## [Tugas Anda]
Dalam makalah tentang partisipasi politik di bawah, siapa yang mencuatkan istilah “sosiologi”?

Makalah Partisipasi Politik di Indonesia
BAB I
PENDAHULUAN
- Latar Belakang
Istilah
“sosiologi” dicuatkan oleh Auguste Comte (1768-1857), salah seorang pendiri
disiplin ilmu ini. Secara sederhana “sosiologi” berarti studi mengenai
masyarakat, tetapi dalam prakteknya “sosiologi” berarti studi mengenai
masyarakat dipandang dari satu segi tertentu. Baik Comte maupun Herbert Spencer
(1820-1903) seorang pendiri lainnya, menekankan masyarakat sebagai unit dasar
dari analisa sosiologis, sedang bermacam-macam pelembagaan (seperti keluarga
dan lembaga-lembaga politik, ekonomi dan keagamaan) dan interelasi antara
lembaga-lembaga itu merupakan sub unit dari analisa. Maka dalam ikhtiar untuk
memberikan penekanan pada konteks kemasyarakatan, para sosiolog modern dengan berbagai
cara dalam mendefinisikan sosiologi sebagai suatu “ilmu pengetahuan yang
membahas kelompok-kelompok sosial” “studi mengenai interaksi-interaksi manusia
dan interelasinya”. Karena itu pusat perhatian sosiologi ialah tingkah laku
manusia, namun tidak terkonsentrasikan pada tingkah laku individual dan tingkah
laku kolektifnya karena hal itu dianggap sebagai bidang psikiatri dan
psikologi. Apa yang menjadi pusat perhatian sosiologi adalah tingkah laku
manusia baik yang individual maupun yang kolektif, namun lebih banyak segi
kolektifnnya dan relasinya dengan masyarakat. Dengan demikian sosiologi
merupakan studi mengenai tingkah laku manusia dalam konteks sosial.
Kajian dari
sosiologi politik adalah tingkah laku masyarakat secara individu maupun secara
kolektif dalam berpolitik. Partisipasi politik adalah bagian penting dalam
kehidupan politik suatu negara, terutama bagi negara yang menyebut dirinya
sebagai negara demokrasi, partisipasi politik merupakan salah satu indikator
utama. Artinya, suatu negara baru bisa disebut sebagai negara demokrasi jika
pemerintah yang berkuasa memberi kesempatan yang seluas-luasnya kepada warga
negara untuk berpartisipasi dalam kegiatan politik sebaliknya, warga negara
yang bersangkutan juga harus memperlihatkan tingkat partisipasi politik yang
cukup tinggi. Jika tidak, maka kadar kedemokratisan negara tersebut masih
diragukan. Masalah partisipasi politik bukan hanya menyangkut watak atau sifat
dari pemerintahan negara, melainkan lebih berkaitan dengan sifat dan karakter
masyarakat suatu negara dan pengaruh yang ditimbulkannya. Oleh karena itu,
partisipasi politik menjadi kajian penting dalam sosiologi politik, disamping
juga menjadi kajian ilmu politik. Dalam pembahasan ini partisipasi politik
menjadi topik inti yang harus dipelajari dengan sungguh-sungguh.

## [Entri Data]
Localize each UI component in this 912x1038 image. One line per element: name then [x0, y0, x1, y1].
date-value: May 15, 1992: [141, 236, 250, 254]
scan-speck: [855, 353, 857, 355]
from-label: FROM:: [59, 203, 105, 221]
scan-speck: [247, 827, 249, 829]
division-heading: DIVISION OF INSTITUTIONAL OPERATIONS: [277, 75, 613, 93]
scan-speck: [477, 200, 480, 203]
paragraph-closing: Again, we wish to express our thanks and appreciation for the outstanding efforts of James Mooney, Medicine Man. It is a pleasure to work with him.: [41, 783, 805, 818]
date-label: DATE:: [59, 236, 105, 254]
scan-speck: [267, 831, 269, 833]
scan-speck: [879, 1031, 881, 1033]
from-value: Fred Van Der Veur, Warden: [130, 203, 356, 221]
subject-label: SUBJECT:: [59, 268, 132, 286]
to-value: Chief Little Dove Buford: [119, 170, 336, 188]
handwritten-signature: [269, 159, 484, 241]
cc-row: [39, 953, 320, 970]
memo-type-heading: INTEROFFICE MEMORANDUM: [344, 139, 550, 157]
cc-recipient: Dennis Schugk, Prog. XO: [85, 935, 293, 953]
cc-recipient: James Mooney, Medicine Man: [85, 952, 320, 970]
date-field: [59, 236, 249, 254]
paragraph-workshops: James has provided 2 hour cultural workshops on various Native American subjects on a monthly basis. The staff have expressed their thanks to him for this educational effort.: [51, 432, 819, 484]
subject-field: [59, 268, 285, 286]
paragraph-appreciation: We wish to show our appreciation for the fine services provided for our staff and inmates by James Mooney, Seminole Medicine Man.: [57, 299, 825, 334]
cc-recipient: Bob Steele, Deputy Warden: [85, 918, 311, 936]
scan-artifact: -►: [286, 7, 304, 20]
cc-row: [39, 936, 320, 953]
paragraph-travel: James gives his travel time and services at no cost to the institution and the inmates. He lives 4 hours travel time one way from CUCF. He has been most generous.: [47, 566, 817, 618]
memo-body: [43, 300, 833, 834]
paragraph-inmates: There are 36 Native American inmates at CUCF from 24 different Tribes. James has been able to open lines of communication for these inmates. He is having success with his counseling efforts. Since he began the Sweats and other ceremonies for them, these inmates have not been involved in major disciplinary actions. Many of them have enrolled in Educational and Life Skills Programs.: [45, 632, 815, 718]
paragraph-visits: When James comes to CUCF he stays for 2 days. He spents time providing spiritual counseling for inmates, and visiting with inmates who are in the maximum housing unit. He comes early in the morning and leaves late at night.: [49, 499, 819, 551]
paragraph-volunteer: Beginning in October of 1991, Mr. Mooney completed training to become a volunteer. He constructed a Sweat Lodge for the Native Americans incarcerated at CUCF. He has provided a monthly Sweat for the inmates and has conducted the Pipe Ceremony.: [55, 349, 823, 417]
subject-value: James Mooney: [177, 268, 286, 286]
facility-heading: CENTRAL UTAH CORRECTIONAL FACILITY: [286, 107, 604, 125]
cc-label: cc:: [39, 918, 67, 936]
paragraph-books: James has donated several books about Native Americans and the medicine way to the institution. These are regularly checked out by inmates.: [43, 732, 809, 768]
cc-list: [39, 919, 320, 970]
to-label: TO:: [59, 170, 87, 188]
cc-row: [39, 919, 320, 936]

--

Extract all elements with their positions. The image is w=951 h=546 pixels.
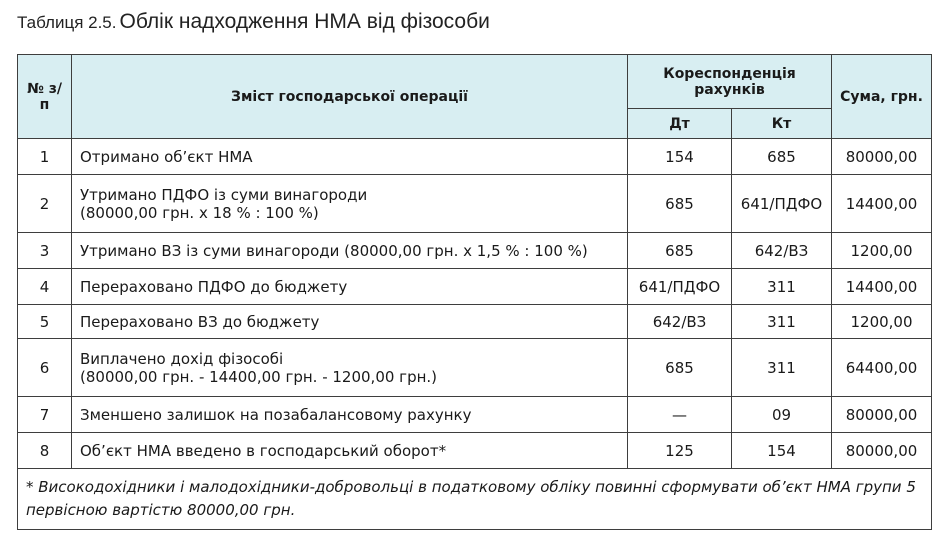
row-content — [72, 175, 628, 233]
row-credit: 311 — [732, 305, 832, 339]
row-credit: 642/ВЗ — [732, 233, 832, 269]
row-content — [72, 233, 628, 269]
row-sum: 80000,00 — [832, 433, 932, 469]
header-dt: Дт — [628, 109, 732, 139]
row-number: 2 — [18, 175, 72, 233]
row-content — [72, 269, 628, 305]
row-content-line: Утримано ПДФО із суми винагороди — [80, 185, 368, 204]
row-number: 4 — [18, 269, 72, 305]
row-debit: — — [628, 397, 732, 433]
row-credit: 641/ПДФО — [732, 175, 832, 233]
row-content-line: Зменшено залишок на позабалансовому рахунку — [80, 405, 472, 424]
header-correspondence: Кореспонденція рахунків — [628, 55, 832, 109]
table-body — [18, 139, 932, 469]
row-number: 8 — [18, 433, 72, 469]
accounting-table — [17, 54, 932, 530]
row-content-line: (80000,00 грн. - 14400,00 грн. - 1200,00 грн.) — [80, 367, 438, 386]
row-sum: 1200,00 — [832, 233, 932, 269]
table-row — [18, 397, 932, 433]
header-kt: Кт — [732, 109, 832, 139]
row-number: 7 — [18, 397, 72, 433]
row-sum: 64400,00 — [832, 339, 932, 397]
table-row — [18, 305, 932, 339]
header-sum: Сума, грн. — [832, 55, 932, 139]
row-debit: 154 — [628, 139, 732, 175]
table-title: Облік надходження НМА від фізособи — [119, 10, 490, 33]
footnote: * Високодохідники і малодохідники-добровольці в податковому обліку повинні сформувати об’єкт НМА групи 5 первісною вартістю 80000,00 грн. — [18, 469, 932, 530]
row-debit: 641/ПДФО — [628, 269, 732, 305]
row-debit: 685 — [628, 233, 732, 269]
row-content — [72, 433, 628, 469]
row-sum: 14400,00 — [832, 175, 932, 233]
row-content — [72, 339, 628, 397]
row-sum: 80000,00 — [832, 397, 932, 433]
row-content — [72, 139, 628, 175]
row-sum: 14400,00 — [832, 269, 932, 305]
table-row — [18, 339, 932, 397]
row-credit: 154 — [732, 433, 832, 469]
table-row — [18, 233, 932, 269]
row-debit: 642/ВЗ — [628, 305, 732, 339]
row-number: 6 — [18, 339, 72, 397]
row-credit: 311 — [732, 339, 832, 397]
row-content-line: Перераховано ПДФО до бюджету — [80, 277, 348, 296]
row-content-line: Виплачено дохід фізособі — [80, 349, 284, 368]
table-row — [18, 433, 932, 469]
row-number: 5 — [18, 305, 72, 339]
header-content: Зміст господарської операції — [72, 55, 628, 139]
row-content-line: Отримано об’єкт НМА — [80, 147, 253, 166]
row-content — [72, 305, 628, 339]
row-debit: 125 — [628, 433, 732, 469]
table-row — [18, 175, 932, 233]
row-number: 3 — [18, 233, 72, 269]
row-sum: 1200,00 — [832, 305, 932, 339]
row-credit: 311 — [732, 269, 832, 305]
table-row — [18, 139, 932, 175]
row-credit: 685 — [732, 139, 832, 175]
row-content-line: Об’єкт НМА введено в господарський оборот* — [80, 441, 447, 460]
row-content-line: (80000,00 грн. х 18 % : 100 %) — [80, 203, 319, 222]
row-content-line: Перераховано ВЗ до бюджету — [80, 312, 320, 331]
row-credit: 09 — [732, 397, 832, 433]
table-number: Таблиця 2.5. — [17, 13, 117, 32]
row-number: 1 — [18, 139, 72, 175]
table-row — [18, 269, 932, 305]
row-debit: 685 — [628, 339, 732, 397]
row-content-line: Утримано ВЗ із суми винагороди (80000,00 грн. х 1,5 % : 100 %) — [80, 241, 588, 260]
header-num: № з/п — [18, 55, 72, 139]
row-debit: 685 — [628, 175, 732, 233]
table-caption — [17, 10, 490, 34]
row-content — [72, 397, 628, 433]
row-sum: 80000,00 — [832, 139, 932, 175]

## [Pembahasan Jawaban]
Auguste Comte (1768-1857).